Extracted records
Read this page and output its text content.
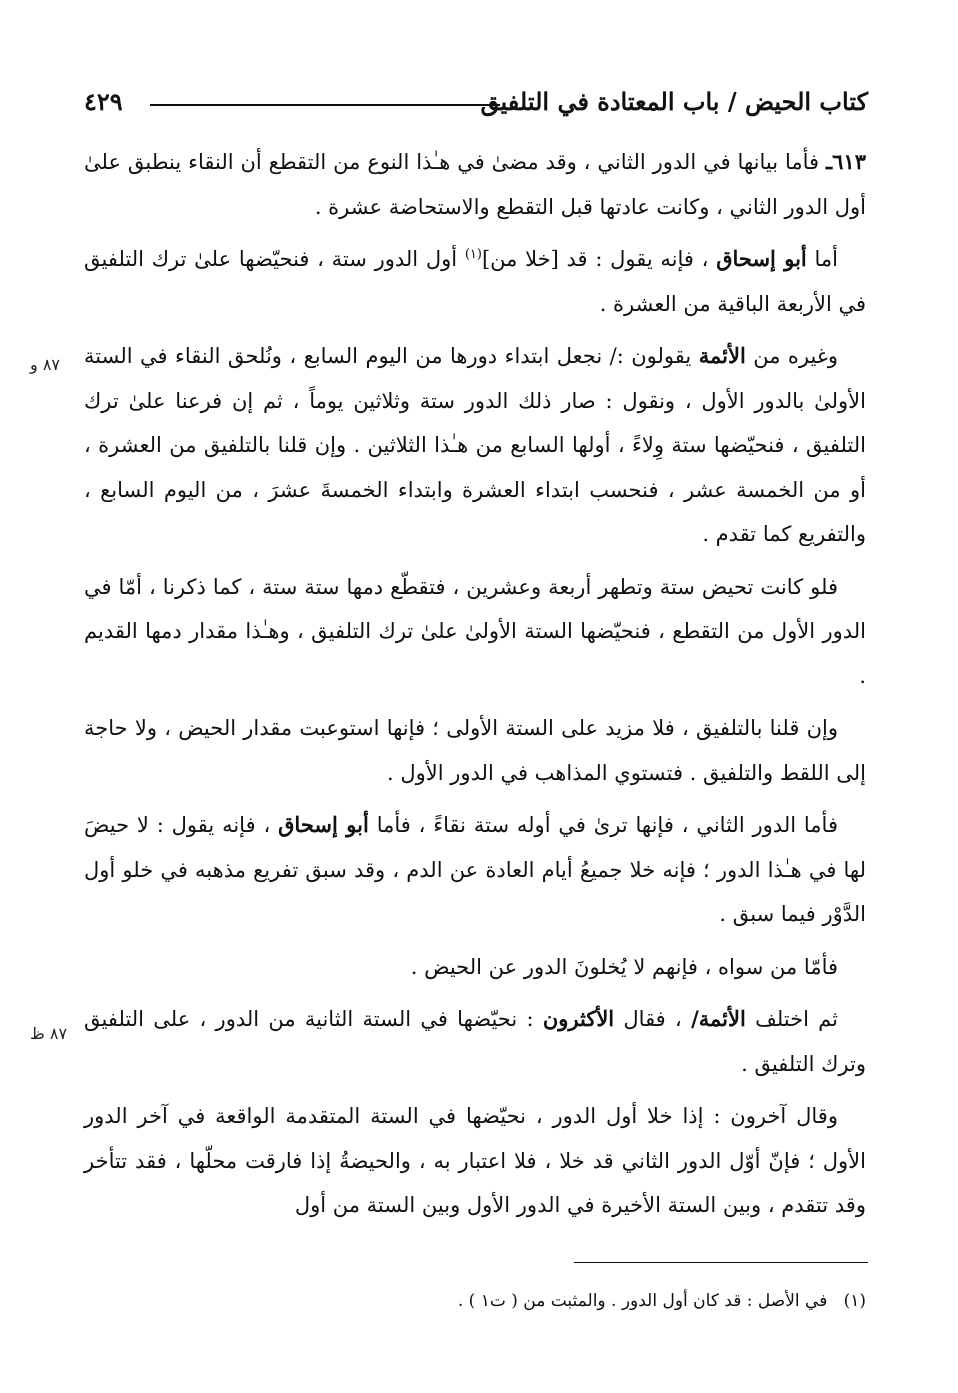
كتاب الحيض / باب المعتادة في التلفيق
٤٢٩
٨٧ و
٨٧ ظ

٦١٣ـ فأما بيانها في الدور الثاني ، وقد مضىٰ في هـٰذا النوع من التقطع أن النقاء ينطبق علىٰ أول الدور الثاني ، وكانت عادتها قبل التقطع والاستحاضة عشرة .

أما أبو إسحاق ، فإنه يقول : قد [خلا من]$^{(١)}$ أول الدور ستة ، فنحيّضها علىٰ ترك التلفيق في الأربعة الباقية من العشرة .

وغيره من الأئمة يقولون :/ نجعل ابتداء دورها من اليوم السابع ، ونُلحق النقاء في الستة الأولىٰ بالدور الأول ، ونقول : صار ذلك الدور ستة وثلاثين يوماً ، ثم إن فرعنا علىٰ ترك التلفيق ، فنحيّضها ستة وِلاءً ، أولها السابع من هـٰذا الثلاثين . وإن قلنا بالتلفيق من العشرة ، أو من الخمسة عشر ، فنحسب ابتداء العشرة وابتداء الخمسةَ عشرَ ، من اليوم السابع ، والتفريع كما تقدم .

فلو كانت تحيض ستة وتطهر أربعة وعشرين ، فتقطّع دمها ستة ستة ، كما ذكرنا ، أمّا في الدور الأول من التقطع ، فنحيّضها الستة الأولىٰ علىٰ ترك التلفيق ، وهـٰذا مقدار دمها القديم .

وإن قلنا بالتلفيق ، فلا مزيد على الستة الأولى ؛ فإنها استوعبت مقدار الحيض ، ولا حاجة إلى اللقط والتلفيق . فتستوي المذاهب في الدور الأول .

فأما الدور الثاني ، فإنها ترىٰ في أوله ستة نقاءً ، فأما أبو إسحاق ، فإنه يقول : لا حيضَ لها في هـٰذا الدور ؛ فإنه خلا جميعُ أيام العادة عن الدم ، وقد سبق تفريع مذهبه في خلو أول الدَّوْر فيما سبق .

فأمّا من سواه ، فإنهم لا يُخلونَ الدور عن الحيض .

ثم اختلف الأئمة/ ، فقال الأكثرون : نحيّضها في الستة الثانية من الدور ، على التلفيق وترك التلفيق .

وقال آخرون : إذا خلا أول الدور ، نحيّضها في الستة المتقدمة الواقعة في آخر الدور الأول ؛ فإنّ أوّل الدور الثاني قد خلا ، فلا اعتبار به ، والحيضةُ إذا فارقت محلّها ، فقد تتأخر وقد تتقدم ، وبين الستة الأخيرة في الدور الأول وبين الستة من أول

(١)   في الأصل : قد كان أول الدور . والمثبت من ( ت١ ) .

- YOUR GOAL:
Print the records above exactly as they stand, but leave out the pictures.

- THE COMPLETED TASK:
Read this page and output its text content.
كتاب الحيض / باب المعتادة في التلفيق
٤٢٩
٨٧ و
٨٧ ظ

٦١٣ـ فأما بيانها في الدور الثاني ، وقد مضىٰ في هـٰذا النوع من التقطع أن النقاء ينطبق علىٰ أول الدور الثاني ، وكانت عادتها قبل التقطع والاستحاضة عشرة .

أما أبو إسحاق ، فإنه يقول : قد [خلا من]$^{(١)}$ أول الدور ستة ، فنحيّضها علىٰ ترك التلفيق في الأربعة الباقية من العشرة .

وغيره من الأئمة يقولون :/ نجعل ابتداء دورها من اليوم السابع ، ونُلحق النقاء في الستة الأولىٰ بالدور الأول ، ونقول : صار ذلك الدور ستة وثلاثين يوماً ، ثم إن فرعنا علىٰ ترك التلفيق ، فنحيّضها ستة وِلاءً ، أولها السابع من هـٰذا الثلاثين . وإن قلنا بالتلفيق من العشرة ، أو من الخمسة عشر ، فنحسب ابتداء العشرة وابتداء الخمسةَ عشرَ ، من اليوم السابع ، والتفريع كما تقدم .

فلو كانت تحيض ستة وتطهر أربعة وعشرين ، فتقطّع دمها ستة ستة ، كما ذكرنا ، أمّا في الدور الأول من التقطع ، فنحيّضها الستة الأولىٰ علىٰ ترك التلفيق ، وهـٰذا مقدار دمها القديم .

وإن قلنا بالتلفيق ، فلا مزيد على الستة الأولى ؛ فإنها استوعبت مقدار الحيض ، ولا حاجة إلى اللقط والتلفيق . فتستوي المذاهب في الدور الأول .

فأما الدور الثاني ، فإنها ترىٰ في أوله ستة نقاءً ، فأما أبو إسحاق ، فإنه يقول : لا حيضَ لها في هـٰذا الدور ؛ فإنه خلا جميعُ أيام العادة عن الدم ، وقد سبق تفريع مذهبه في خلو أول الدَّوْر فيما سبق .

فأمّا من سواه ، فإنهم لا يُخلونَ الدور عن الحيض .

ثم اختلف الأئمة/ ، فقال الأكثرون : نحيّضها في الستة الثانية من الدور ، على التلفيق وترك التلفيق .

وقال آخرون : إذا خلا أول الدور ، نحيّضها في الستة المتقدمة الواقعة في آخر الدور الأول ؛ فإنّ أوّل الدور الثاني قد خلا ، فلا اعتبار به ، والحيضةُ إذا فارقت محلّها ، فقد تتأخر وقد تتقدم ، وبين الستة الأخيرة في الدور الأول وبين الستة من أول

(١)   في الأصل : قد كان أول الدور . والمثبت من ( ت١ ) .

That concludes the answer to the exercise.